La Fiscalía del Tribunal Supremo insiste en que el ex presidente catalán Carles Puigdemont y el ex consejero de su gobierno, Toni Comín, también fugado de la Justicia en Bruselas, deben ser detenidos en España en caso de que regresen al país.

Los fiscales de Sala Javier Zaragoza, Concepción Madrigal, Fidel Cadena y Jaime Moreno se pronuncian sobre el recurso de apelación presentado por Puigdemont y Comín contra los autos del 10 de enero del instructor Pablo Llarena, en los que decidió mantener la orden nacional de detención contra ambos procesados por sedición y malversación y también la internacional en suspenso hasta que el Parlamento Europeo resuelva el suplicatorio elevado por el mismo instructor para que se suspenda su inmunidad como parlamentarios europeos.

Los fiscales piden a la Sala que mantenga la vigencia de las órdenes europeas y nacional de detención y rechaza que sea necesario remitir nuevas cuestiones prejudiciales al Tribunal de Justicia de la Unión Europea (TJUE) para que se pronuncie sobre si procede mantener las órdenes europeas contra ellos porque «no se trata de interpretar normas comunitarias, sino normas españolas que son objeto de aplicación a europarlamentarios españoles» .

Los fiscales se mantienen igualmente en que «las órdenes de detención e ingreso en prisión son plenamente ejecutivas en territorio nacional al carecer de inmunidad parlamentaria» Puigdemont y Comín. Conforme a derecho nacional, recuerdan los fiscales, no se necesita suplicatorio para su persecución.

La inmunidad decae

Puesto que el Tratado de Funcionamiento de la Unión Europea (TFUE) atribuye a Puigdemont y Comín los privilegios recogidos a los miembros del Parlamento nacional, la inmunidad de la que gozan «cede cuando la Cámara correspondiente concede la pertinente autorización», según el artículo 71 de la CE, que en el caso de Puigdemont y Comín llegaría con su procesamiento.

Los fiscales insisten en las razones del instructor, basándose en las normas españolas, para mantener la medida, que en su auto afirmó que «la exigencia de autorización legislativa para que el poder judicial culmine un proceso penal iniciado cuando los procesados no eran diputados o senadores electos supondría subordinar el ejercicio de la potestad jurisdiccional a una tutela parlamentaria ajena al equilibrio de poderes diseñado por el poder constituyente».

• • •

Objetivo del ejercicio> Reproduce literalmente el fragmento del artículo sobre Puigdemont y Comín que empieza con «Los fiscales de» y sigue hasta «como parlamentarios europeos.». Las entradas no guardan ninguna relación con el artículo.

• • •

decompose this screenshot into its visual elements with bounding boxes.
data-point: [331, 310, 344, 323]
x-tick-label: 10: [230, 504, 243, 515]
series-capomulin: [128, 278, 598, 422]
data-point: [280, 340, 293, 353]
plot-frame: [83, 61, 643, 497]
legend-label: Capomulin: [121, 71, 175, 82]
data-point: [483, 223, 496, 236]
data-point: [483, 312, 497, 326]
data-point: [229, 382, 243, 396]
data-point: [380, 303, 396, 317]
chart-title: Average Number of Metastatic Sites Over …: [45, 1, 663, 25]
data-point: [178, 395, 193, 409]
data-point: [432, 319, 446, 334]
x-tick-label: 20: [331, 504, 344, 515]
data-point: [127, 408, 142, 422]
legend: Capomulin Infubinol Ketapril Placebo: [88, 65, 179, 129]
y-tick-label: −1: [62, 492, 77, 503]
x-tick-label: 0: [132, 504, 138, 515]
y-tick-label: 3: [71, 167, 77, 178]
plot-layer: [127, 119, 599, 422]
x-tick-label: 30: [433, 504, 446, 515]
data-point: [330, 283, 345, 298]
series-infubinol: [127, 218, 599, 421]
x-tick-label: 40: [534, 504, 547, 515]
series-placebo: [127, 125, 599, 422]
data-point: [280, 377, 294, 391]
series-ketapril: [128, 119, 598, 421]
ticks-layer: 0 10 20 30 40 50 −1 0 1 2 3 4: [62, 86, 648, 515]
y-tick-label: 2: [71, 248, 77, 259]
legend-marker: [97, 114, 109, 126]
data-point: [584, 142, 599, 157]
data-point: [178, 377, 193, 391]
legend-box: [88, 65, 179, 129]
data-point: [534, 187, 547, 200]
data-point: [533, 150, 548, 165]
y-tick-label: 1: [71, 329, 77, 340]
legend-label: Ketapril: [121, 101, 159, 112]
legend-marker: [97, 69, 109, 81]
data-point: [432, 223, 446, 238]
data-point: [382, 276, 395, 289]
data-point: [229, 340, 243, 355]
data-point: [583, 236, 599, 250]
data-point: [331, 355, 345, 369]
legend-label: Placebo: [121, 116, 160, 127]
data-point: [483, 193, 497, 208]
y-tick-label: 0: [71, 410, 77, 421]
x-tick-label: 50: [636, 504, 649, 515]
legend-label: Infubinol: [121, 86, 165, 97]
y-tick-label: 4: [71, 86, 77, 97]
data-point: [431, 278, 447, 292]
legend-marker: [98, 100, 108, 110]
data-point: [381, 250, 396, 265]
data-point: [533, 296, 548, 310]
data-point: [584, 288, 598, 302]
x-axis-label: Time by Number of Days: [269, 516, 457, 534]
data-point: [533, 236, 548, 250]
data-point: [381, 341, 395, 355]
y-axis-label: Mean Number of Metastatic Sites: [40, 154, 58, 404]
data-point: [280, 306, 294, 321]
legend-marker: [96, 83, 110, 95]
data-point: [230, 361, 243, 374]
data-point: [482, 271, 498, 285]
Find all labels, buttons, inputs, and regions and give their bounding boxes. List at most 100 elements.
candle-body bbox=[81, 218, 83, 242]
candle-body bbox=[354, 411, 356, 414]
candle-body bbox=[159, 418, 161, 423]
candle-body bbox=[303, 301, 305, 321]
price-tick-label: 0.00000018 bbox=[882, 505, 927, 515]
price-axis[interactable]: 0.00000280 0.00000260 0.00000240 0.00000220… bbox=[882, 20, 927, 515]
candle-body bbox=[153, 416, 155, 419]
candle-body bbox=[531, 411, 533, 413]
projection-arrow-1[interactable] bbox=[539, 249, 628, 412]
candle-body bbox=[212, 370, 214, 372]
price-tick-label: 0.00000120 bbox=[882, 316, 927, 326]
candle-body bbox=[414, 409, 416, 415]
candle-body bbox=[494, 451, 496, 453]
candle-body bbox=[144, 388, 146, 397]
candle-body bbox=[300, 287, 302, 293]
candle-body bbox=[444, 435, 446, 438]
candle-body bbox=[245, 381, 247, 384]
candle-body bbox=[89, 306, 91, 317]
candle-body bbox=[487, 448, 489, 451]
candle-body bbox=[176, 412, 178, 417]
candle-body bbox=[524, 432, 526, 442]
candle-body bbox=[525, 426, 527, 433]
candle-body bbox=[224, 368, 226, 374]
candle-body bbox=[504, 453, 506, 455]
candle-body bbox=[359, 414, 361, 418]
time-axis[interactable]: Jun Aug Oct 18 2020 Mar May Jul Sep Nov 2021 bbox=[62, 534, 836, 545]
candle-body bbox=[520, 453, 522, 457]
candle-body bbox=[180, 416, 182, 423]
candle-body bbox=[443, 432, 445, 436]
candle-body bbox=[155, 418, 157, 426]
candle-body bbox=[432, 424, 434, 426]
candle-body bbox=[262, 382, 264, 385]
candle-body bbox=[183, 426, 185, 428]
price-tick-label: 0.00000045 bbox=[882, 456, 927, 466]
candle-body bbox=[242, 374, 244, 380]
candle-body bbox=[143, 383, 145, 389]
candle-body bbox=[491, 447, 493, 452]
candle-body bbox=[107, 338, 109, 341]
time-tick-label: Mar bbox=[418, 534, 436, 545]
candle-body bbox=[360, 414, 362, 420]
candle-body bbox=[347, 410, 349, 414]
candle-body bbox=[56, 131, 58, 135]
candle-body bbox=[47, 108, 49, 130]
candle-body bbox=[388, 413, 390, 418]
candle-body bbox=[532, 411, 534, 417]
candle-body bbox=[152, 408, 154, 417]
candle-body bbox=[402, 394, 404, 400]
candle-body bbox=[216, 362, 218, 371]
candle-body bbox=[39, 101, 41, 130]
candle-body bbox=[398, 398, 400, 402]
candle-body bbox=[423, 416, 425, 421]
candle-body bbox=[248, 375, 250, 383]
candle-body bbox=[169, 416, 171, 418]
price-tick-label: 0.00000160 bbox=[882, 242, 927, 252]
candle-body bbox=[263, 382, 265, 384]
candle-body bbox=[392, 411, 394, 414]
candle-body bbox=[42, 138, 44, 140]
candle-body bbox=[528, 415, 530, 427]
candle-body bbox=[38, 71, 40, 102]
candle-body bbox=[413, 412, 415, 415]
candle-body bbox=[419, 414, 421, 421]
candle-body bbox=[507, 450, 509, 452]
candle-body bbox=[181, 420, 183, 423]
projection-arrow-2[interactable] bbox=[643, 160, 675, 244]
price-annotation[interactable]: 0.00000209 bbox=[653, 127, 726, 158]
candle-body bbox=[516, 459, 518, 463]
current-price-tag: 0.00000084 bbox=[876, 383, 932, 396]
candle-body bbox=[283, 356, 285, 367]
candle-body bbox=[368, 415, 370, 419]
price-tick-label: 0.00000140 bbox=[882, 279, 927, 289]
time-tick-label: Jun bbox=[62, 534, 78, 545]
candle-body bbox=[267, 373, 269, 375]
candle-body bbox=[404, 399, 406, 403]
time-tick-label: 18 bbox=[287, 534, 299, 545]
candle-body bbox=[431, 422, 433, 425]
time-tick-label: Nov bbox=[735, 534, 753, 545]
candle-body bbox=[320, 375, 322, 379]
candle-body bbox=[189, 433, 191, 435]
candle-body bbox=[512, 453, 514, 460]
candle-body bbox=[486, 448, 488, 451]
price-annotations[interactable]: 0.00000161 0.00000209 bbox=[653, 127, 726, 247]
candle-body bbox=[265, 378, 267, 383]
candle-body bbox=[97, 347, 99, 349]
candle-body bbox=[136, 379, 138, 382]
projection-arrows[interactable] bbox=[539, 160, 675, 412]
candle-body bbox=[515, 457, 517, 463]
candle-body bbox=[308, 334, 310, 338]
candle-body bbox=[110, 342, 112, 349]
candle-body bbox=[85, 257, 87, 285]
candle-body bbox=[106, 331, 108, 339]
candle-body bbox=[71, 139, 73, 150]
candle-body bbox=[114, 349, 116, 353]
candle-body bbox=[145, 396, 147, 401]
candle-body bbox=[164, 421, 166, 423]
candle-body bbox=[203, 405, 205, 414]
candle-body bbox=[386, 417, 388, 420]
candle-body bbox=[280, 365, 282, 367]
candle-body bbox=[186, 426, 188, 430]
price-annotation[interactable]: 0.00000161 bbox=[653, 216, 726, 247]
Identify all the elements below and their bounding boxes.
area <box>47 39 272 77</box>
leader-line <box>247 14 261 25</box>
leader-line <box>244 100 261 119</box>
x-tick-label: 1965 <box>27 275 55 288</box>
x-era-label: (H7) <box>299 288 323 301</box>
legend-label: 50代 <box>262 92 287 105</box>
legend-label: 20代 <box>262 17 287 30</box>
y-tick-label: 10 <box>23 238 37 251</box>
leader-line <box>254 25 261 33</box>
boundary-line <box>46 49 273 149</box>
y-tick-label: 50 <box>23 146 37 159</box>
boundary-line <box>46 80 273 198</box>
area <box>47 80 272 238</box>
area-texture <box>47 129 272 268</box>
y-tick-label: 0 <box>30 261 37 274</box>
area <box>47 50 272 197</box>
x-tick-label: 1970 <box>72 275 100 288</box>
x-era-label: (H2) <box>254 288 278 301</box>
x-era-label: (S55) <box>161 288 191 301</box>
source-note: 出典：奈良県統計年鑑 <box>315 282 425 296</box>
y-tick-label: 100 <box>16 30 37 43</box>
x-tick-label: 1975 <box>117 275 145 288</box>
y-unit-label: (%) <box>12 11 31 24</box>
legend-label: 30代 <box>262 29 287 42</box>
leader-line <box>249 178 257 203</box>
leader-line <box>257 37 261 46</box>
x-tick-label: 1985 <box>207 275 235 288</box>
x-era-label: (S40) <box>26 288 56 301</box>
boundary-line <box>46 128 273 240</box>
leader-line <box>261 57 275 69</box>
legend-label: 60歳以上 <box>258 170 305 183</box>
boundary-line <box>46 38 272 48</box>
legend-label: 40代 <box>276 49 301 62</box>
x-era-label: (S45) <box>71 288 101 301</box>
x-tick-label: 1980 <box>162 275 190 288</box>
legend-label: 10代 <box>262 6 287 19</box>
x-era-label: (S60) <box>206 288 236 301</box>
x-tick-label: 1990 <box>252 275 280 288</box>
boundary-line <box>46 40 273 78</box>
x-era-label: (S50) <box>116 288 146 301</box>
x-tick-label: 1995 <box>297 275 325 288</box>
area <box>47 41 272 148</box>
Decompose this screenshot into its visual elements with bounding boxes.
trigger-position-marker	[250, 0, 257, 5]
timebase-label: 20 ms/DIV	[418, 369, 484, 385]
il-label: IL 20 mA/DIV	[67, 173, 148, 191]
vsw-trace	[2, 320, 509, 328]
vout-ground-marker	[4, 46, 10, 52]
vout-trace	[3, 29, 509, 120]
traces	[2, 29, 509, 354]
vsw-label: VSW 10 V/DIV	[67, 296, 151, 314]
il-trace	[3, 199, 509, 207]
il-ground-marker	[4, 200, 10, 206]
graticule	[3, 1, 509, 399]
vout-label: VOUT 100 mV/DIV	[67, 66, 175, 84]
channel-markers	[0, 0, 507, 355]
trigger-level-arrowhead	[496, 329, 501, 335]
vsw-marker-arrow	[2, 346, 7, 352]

• • •

Solución de la tarea>
Los fiscales de Sala Javier Zaragoza, Concepción Madrigal, Fidel Cadena y Jaime Moreno se pronuncian sobre el recurso de apelación presentado por Puigdemont y Comín contra los autos del 10 de enero del instructor Pablo Llarena, en los que decidió mantener la orden nacional de detención contra ambos procesados por sedición y malversación y también la internacional en suspenso hasta que el Parlamento Europeo resuelva el suplicatorio elevado por el mismo instructor para que se suspenda su inmunidad como parlamentarios europeos.